§ EXERCISE PROMPT
Could you put every line of the material below into a numbered list, leaving out blank lines and pictures?

☆ ☆ ☆ ☆

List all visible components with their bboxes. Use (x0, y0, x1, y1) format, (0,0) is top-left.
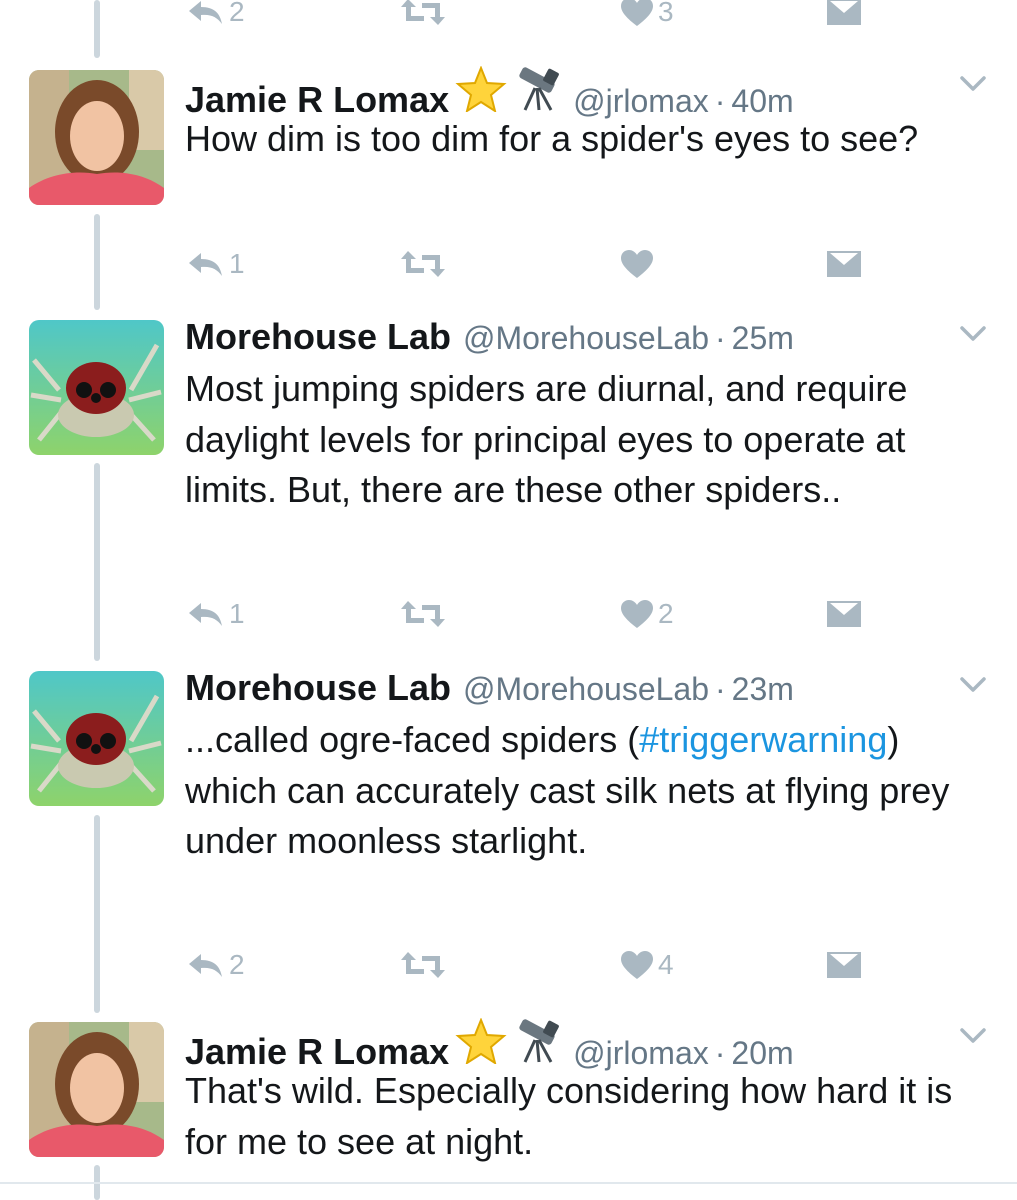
tweet-header: Jamie R Lomax @jrlomax · 20m (185, 1017, 794, 1072)
chevron-down-icon[interactable] (959, 1026, 987, 1046)
dm-icon (827, 601, 861, 627)
like-count: 3 (658, 0, 674, 27)
avatar-image (29, 1022, 164, 1157)
tweet[interactable]: Jamie R Lomax @jrlomax · 40m How dim is … (0, 62, 1017, 322)
reply-icon (189, 1, 222, 24)
like-button[interactable]: 4 (620, 945, 674, 985)
like-icon (621, 600, 653, 628)
like-count: 2 (658, 598, 674, 629)
reply-button[interactable]: 1 (187, 244, 245, 284)
tweet-text: That's wild. Especially considering how … (185, 1070, 953, 1162)
timestamp[interactable]: 23m (732, 671, 794, 708)
star-emoji-icon (455, 1017, 507, 1069)
reply-count: 2 (229, 0, 245, 27)
avatar[interactable] (29, 1022, 164, 1157)
retweet-icon (401, 952, 445, 978)
dm-icon (827, 0, 861, 25)
tweet-actions: 1 (0, 244, 1017, 284)
telescope-emoji-icon (513, 1018, 561, 1069)
retweet-icon (401, 601, 445, 627)
retweet-icon (401, 251, 445, 277)
tweet-actions: 2 4 (0, 945, 1017, 985)
separator: · (715, 320, 726, 356)
tweet[interactable]: Morehouse Lab @MorehouseLab · 25m Most j… (0, 312, 1017, 662)
reply-count: 1 (229, 598, 245, 629)
timestamp[interactable]: 25m (732, 320, 794, 357)
display-name[interactable]: Morehouse Lab (185, 667, 451, 709)
dm-icon (827, 251, 861, 277)
tweet-actions: 1 2 (0, 594, 1017, 634)
reply-count: 1 (229, 248, 245, 279)
reply-button[interactable]: 2 (187, 0, 245, 32)
like-icon (621, 0, 653, 26)
retweet-button[interactable] (400, 945, 446, 985)
tweet-header: Morehouse Lab @MorehouseLab · 23m (185, 667, 794, 717)
chevron-down-icon[interactable] (959, 74, 987, 94)
chevron-down-icon[interactable] (959, 675, 987, 695)
chevron-down-icon[interactable] (959, 324, 987, 344)
avatar-image (29, 320, 164, 455)
display-name[interactable]: Morehouse Lab (185, 316, 451, 358)
dm-button[interactable] (826, 0, 862, 32)
separator: · (715, 671, 726, 707)
dm-button[interactable] (826, 945, 862, 985)
reply-icon (189, 954, 222, 977)
dm-icon (827, 952, 861, 978)
reply-count: 2 (229, 949, 245, 980)
tweet[interactable]: Jamie R Lomax @jrlomax · 20m That's wild… (0, 1014, 1017, 1184)
hashtag-link[interactable]: #triggerwarning (639, 719, 887, 760)
tweet-text: ...called ogre-faced spiders (#triggerwa… (185, 715, 995, 867)
tweet-header: Jamie R Lomax @jrlomax · 40m (185, 65, 794, 120)
tweet-header: Morehouse Lab @MorehouseLab · 25m (185, 316, 794, 366)
star-emoji-icon (455, 65, 507, 117)
like-button[interactable]: 2 (620, 594, 674, 634)
user-handle[interactable]: @MorehouseLab (463, 671, 709, 708)
retweet-button[interactable] (400, 594, 446, 634)
like-button[interactable] (620, 244, 658, 284)
reply-icon (189, 603, 222, 626)
retweet-button[interactable] (400, 0, 446, 32)
reply-icon (189, 253, 222, 276)
reply-button[interactable]: 2 (187, 945, 245, 985)
tweet-actions: 2 3 (0, 0, 1017, 32)
tweet-text-part: ...called ogre-faced spiders ( (185, 719, 640, 760)
dm-button[interactable] (826, 594, 862, 634)
avatar[interactable] (29, 671, 164, 806)
avatar[interactable] (29, 70, 164, 205)
like-button[interactable]: 3 (620, 0, 674, 32)
avatar[interactable] (29, 320, 164, 455)
user-handle[interactable]: @MorehouseLab (463, 320, 709, 357)
retweet-button[interactable] (400, 244, 446, 284)
like-icon (621, 250, 653, 278)
telescope-emoji-icon (513, 66, 561, 117)
tweet-text: Most jumping spiders are diurnal, and re… (185, 368, 908, 510)
avatar-image (29, 671, 164, 806)
tweet[interactable]: Morehouse Lab @MorehouseLab · 23m ...cal… (0, 663, 1017, 1013)
reply-button[interactable]: 1 (187, 594, 245, 634)
avatar-image (29, 70, 164, 205)
tweet-text: How dim is too dim for a spider's eyes t… (185, 118, 919, 159)
divider (0, 1182, 1017, 1184)
retweet-icon (401, 0, 445, 25)
dm-button[interactable] (826, 244, 862, 284)
like-icon (621, 951, 653, 979)
like-count: 4 (658, 949, 674, 980)
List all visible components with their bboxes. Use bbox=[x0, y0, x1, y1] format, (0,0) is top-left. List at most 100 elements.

☆ ☆ ☆ ☆

§ WORKED ANSWER
1. List all visible components with their bboxes. Use (x0, y0, x1, y1) format, (0,0) is top-left.
2. tweet-header: Jamie R Lomax @jrlomax · 20m (185, 1017, 794, 1072)
3. chevron-down-icon[interactable] (959, 1026, 987, 1046)
4. dm-icon (827, 601, 861, 627)
5. like-count: 3 (658, 0, 674, 27)
6. avatar-image (29, 1022, 164, 1157)
7. tweet[interactable]: Jamie R Lomax @jrlomax · 40m How dim is … (0, 62, 1017, 322)
8. reply-icon (189, 1, 222, 24)
9. like-button[interactable]: 4 (620, 945, 674, 985)
10. like-icon (621, 600, 653, 628)
11. like-count: 2 (658, 598, 674, 629)
12. reply-button[interactable]: 1 (187, 244, 245, 284)
13. tweet-text: That's wild. Especially considering how … (185, 1070, 953, 1162)
14. timestamp[interactable]: 23m (732, 671, 794, 708)
15. star-emoji-icon (455, 1017, 507, 1069)
16. reply-count: 2 (229, 0, 245, 27)
17. avatar[interactable] (29, 1022, 164, 1157)
18. retweet-icon (401, 952, 445, 978)
19. dm-icon (827, 0, 861, 25)
20. tweet-actions: 1 (0, 244, 1017, 284)
21. telescope-emoji-icon (513, 1018, 561, 1069)
22. retweet-icon (401, 601, 445, 627)
23. retweet-icon (401, 251, 445, 277)
24. tweet-actions: 2 4 (0, 945, 1017, 985)
25. separator: · (715, 320, 726, 356)
26. tweet[interactable]: Morehouse Lab @MorehouseLab · 25m Most j… (0, 312, 1017, 662)
27. reply-count: 1 (229, 598, 245, 629)
28. timestamp[interactable]: 25m (732, 320, 794, 357)
29. display-name[interactable]: Morehouse Lab (185, 667, 451, 709)
30. dm-icon (827, 251, 861, 277)
31. tweet-actions: 1 2 (0, 594, 1017, 634)
32. reply-count: 1 (229, 248, 245, 279)
33. reply-button[interactable]: 2 (187, 0, 245, 32)
34. like-icon (621, 0, 653, 26)
35. retweet-button[interactable] (400, 945, 446, 985)
36. tweet-header: Morehouse Lab @MorehouseLab · 23m (185, 667, 794, 717)
37. chevron-down-icon[interactable] (959, 74, 987, 94)
38. chevron-down-icon[interactable] (959, 675, 987, 695)
39. chevron-down-icon[interactable] (959, 324, 987, 344)
40. avatar-image (29, 320, 164, 455)
41. display-name[interactable]: Morehouse Lab (185, 316, 451, 358)
42. dm-button[interactable] (826, 0, 862, 32)
43. separator: · (715, 671, 726, 707)
44. dm-button[interactable] (826, 945, 862, 985)
45. reply-icon (189, 954, 222, 977)
46. dm-icon (827, 952, 861, 978)
47. reply-count: 2 (229, 949, 245, 980)
48. tweet[interactable]: Jamie R Lomax @jrlomax · 20m That's wild… (0, 1014, 1017, 1184)
49. hashtag-link[interactable]: #triggerwarning (639, 719, 887, 760)
50. tweet-text: ...called ogre-faced spiders (#triggerwa… (185, 715, 995, 867)
51. tweet-header: Jamie R Lomax @jrlomax · 40m (185, 65, 794, 120)
52. tweet-header: Morehouse Lab @MorehouseLab · 25m (185, 316, 794, 366)
53. star-emoji-icon (455, 65, 507, 117)
54. like-button[interactable]: 2 (620, 594, 674, 634)
55. user-handle[interactable]: @MorehouseLab (463, 671, 709, 708)
56. retweet-button[interactable] (400, 594, 446, 634)
57. like-button[interactable] (620, 244, 658, 284)
58. reply-icon (189, 603, 222, 626)
59. retweet-button[interactable] (400, 0, 446, 32)
60. reply-icon (189, 253, 222, 276)
61. reply-button[interactable]: 2 (187, 945, 245, 985)
62. tweet-actions: 2 3 (0, 0, 1017, 32)
63. tweet-text-part: ...called ogre-faced spiders ( (185, 719, 640, 760)
64. dm-button[interactable] (826, 594, 862, 634)
65. avatar[interactable] (29, 671, 164, 806)
66. avatar[interactable] (29, 70, 164, 205)
67. like-button[interactable]: 3 (620, 0, 674, 32)
68. avatar[interactable] (29, 320, 164, 455)
69. user-handle[interactable]: @MorehouseLab (463, 320, 709, 357)
70. retweet-button[interactable] (400, 244, 446, 284)
71. like-icon (621, 250, 653, 278)
72. telescope-emoji-icon (513, 66, 561, 117)
73. tweet-text: Most jumping spiders are diurnal, and re… (185, 368, 908, 510)
74. avatar-image (29, 671, 164, 806)
75. tweet[interactable]: Morehouse Lab @MorehouseLab · 23m ...cal… (0, 663, 1017, 1013)
76. reply-button[interactable]: 1 (187, 594, 245, 634)
77. avatar-image (29, 70, 164, 205)
78. tweet-text: How dim is too dim for a spider's eyes t… (185, 118, 919, 159)
79. divider (0, 1182, 1017, 1184)
80. retweet-icon (401, 0, 445, 25)
81. dm-button[interactable] (826, 244, 862, 284)
82. like-icon (621, 951, 653, 979)
83. like-count: 4 (658, 949, 674, 980)
84. List all visible components with their bboxes. Use bbox=[x0, y0, x1, y1] format, (0,0) is top-left. List at most 100 elements.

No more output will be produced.